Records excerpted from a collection
==*==

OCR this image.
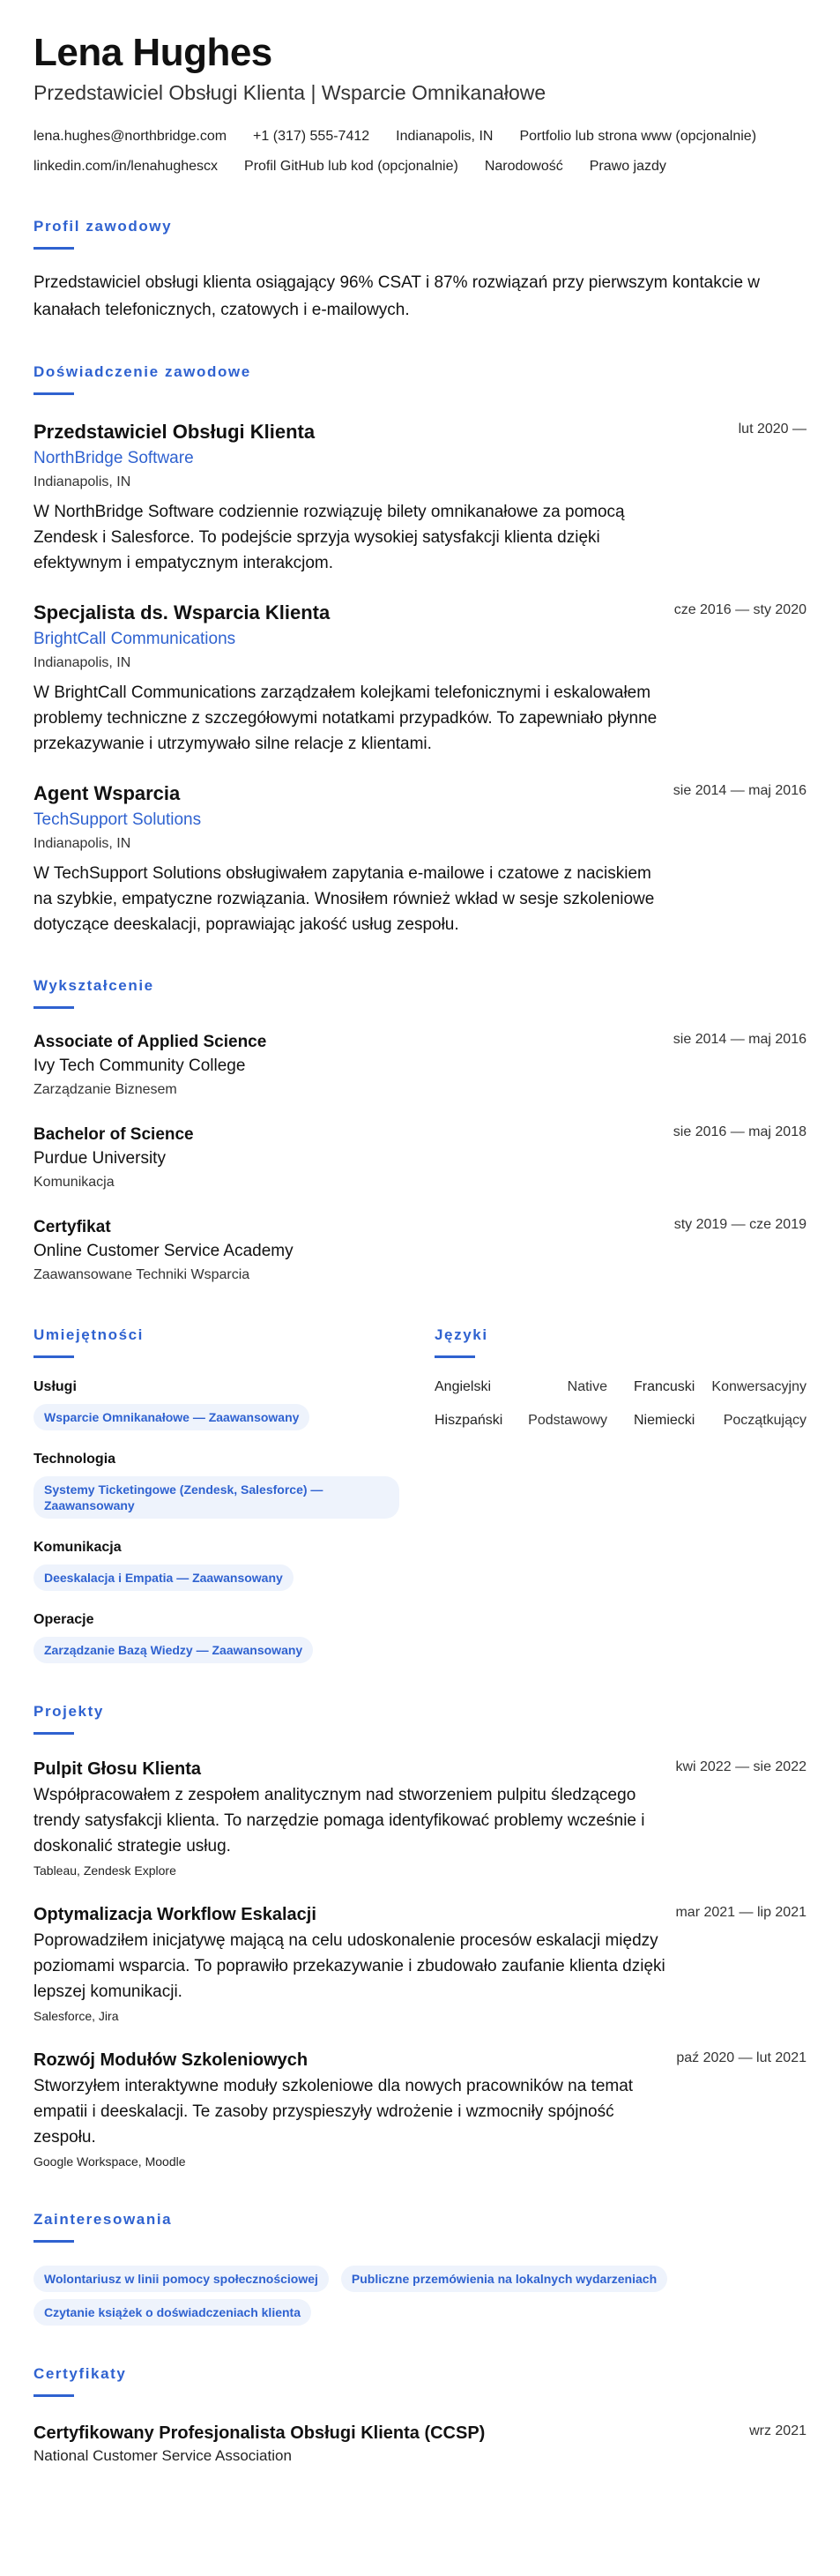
Lena Hughes
Przedstawiciel Obsługi Klienta | Wsparcie Omnikanałowe
lena.hughes@northbridge.com +1 (317) 555-7412 Indianapolis, IN Portfolio lub strona www (opcjonalnie)
linkedin.com/in/lenahughescx Profil GitHub lub kod (opcjonalnie) Narodowość Prawo jazdy
Profil zawodowy
Przedstawiciel obsługi klienta osiągający 96% CSAT i 87% rozwiązań przy pierwszym kontakcie w kanałach telefonicznych, czatowych i e-mailowych.
Doświadczenie zawodowe
Przedstawiciel Obsługi Klienta	lut 2020 —
NorthBridge Software
Indianapolis, IN
W NorthBridge Software codziennie rozwiązuję bilety omnikanałowe za pomocą Zendesk i Salesforce. To podejście sprzyja wysokiej satysfakcji klienta dzięki efektywnym i empatycznym interakcjom.
Specjalista ds. Wsparcia Klienta	cze 2016 — sty 2020
BrightCall Communications
Indianapolis, IN
W BrightCall Communications zarządzałem kolejkami telefonicznymi i eskalowałem problemy techniczne z szczegółowymi notatkami przypadków. To zapewniało płynne przekazywanie i utrzymywało silne relacje z klientami.
Agent Wsparcia	sie 2014 — maj 2016
TechSupport Solutions
Indianapolis, IN
W TechSupport Solutions obsługiwałem zapytania e-mailowe i czatowe z naciskiem na szybkie, empatyczne rozwiązania. Wnosiłem również wkład w sesje szkoleniowe dotyczące deeskalacji, poprawiając jakość usług zespołu.
Wykształcenie
Associate of Applied Science	sie 2014 — maj 2016
Ivy Tech Community College
Zarządzanie Biznesem
Bachelor of Science	sie 2016 — maj 2018
Purdue University
Komunikacja
Certyfikat	sty 2019 — cze 2019
Online Customer Service Academy
Zaawansowane Techniki Wsparcia
Umiejętności
Usługi
Wsparcie Omnikanałowe — Zaawansowany
Technologia
Systemy Ticketingowe (Zendesk, Salesforce) — Zaawansowany
Komunikacja
Deeskalacja i Empatia — Zaawansowany
Operacje
Zarządzanie Bazą Wiedzy — Zaawansowany
Języki
Angielski	Native Francuski Konwersacyjny
Hiszpański Podstawowy Niemiecki Początkujący
Projekty
Pulpit Głosu Klienta	kwi 2022 — sie 2022
Współpracowałem z zespołem analitycznym nad stworzeniem pulpitu śledzącego trendy satysfakcji klienta. To narzędzie pomaga identyfikować problemy wcześnie i doskonalić strategie usług.
Tableau, Zendesk Explore
Optymalizacja Workflow Eskalacji	mar 2021 — lip 2021
Poprowadziłem inicjatywę mającą na celu udoskonalenie procesów eskalacji między poziomami wsparcia. To poprawiło przekazywanie i zbudowało zaufanie klienta dzięki lepszej komunikacji.
Salesforce, Jira
Rozwój Modułów Szkoleniowych	paź 2020 — lut 2021
Stworzyłem interaktywne moduły szkoleniowe dla nowych pracowników na temat empatii i deeskalacji. Te zasoby przyspieszyły wdrożenie i wzmocniły spójność zespołu.
Google Workspace, Moodle
Zainteresowania
Wolontariusz w linii pomocy społecznościowej	Publiczne przemówienia na lokalnych wydarzeniach
Czytanie książek o doświadczeniach klienta
Certyfikaty
Certyfikowany Profesjonalista Obsługi Klienta (CCSP)	wrz 2021
National Customer Service Association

==*==

Pictures are excluded; copy every other part of the records exactly.

OCR this image.
Lena Hughes
Przedstawiciel Obsługi Klienta | Wsparcie Omnikanałowe
lena.hughes@northbridge.com +1 (317) 555-7412 Indianapolis, IN Portfolio lub strona www (opcjonalnie)
linkedin.com/in/lenahughescx Profil GitHub lub kod (opcjonalnie) Narodowość Prawo jazdy
Profil zawodowy
Przedstawiciel obsługi klienta osiągający 96% CSAT i 87% rozwiązań przy pierwszym kontakcie w kanałach telefonicznych, czatowych i e-mailowych.
Doświadczenie zawodowe
Przedstawiciel Obsługi Klienta	lut 2020 —
NorthBridge Software
Indianapolis, IN
W NorthBridge Software codziennie rozwiązuję bilety omnikanałowe za pomocą Zendesk i Salesforce. To podejście sprzyja wysokiej satysfakcji klienta dzięki efektywnym i empatycznym interakcjom.
Specjalista ds. Wsparcia Klienta	cze 2016 — sty 2020
BrightCall Communications
Indianapolis, IN
W BrightCall Communications zarządzałem kolejkami telefonicznymi i eskalowałem problemy techniczne z szczegółowymi notatkami przypadków. To zapewniało płynne przekazywanie i utrzymywało silne relacje z klientami.
Agent Wsparcia	sie 2014 — maj 2016
TechSupport Solutions
Indianapolis, IN
W TechSupport Solutions obsługiwałem zapytania e-mailowe i czatowe z naciskiem na szybkie, empatyczne rozwiązania. Wnosiłem również wkład w sesje szkoleniowe dotyczące deeskalacji, poprawiając jakość usług zespołu.
Wykształcenie
Associate of Applied Science	sie 2014 — maj 2016
Ivy Tech Community College
Zarządzanie Biznesem
Bachelor of Science	sie 2016 — maj 2018
Purdue University
Komunikacja
Certyfikat	sty 2019 — cze 2019
Online Customer Service Academy
Zaawansowane Techniki Wsparcia
Umiejętności
Usługi
Wsparcie Omnikanałowe — Zaawansowany
Technologia
Systemy Ticketingowe (Zendesk, Salesforce) — Zaawansowany
Komunikacja
Deeskalacja i Empatia — Zaawansowany
Operacje
Zarządzanie Bazą Wiedzy — Zaawansowany
Języki
Angielski	Native Francuski Konwersacyjny
Hiszpański Podstawowy Niemiecki Początkujący
Projekty
Pulpit Głosu Klienta	kwi 2022 — sie 2022
Współpracowałem z zespołem analitycznym nad stworzeniem pulpitu śledzącego trendy satysfakcji klienta. To narzędzie pomaga identyfikować problemy wcześnie i doskonalić strategie usług.
Tableau, Zendesk Explore
Optymalizacja Workflow Eskalacji	mar 2021 — lip 2021
Poprowadziłem inicjatywę mającą na celu udoskonalenie procesów eskalacji między poziomami wsparcia. To poprawiło przekazywanie i zbudowało zaufanie klienta dzięki lepszej komunikacji.
Salesforce, Jira
Rozwój Modułów Szkoleniowych	paź 2020 — lut 2021
Stworzyłem interaktywne moduły szkoleniowe dla nowych pracowników na temat empatii i deeskalacji. Te zasoby przyspieszyły wdrożenie i wzmocniły spójność zespołu.
Google Workspace, Moodle
Zainteresowania
Wolontariusz w linii pomocy społecznościowej	Publiczne przemówienia na lokalnych wydarzeniach
Czytanie książek o doświadczeniach klienta
Certyfikaty
Certyfikowany Profesjonalista Obsługi Klienta (CCSP)	wrz 2021
National Customer Service Association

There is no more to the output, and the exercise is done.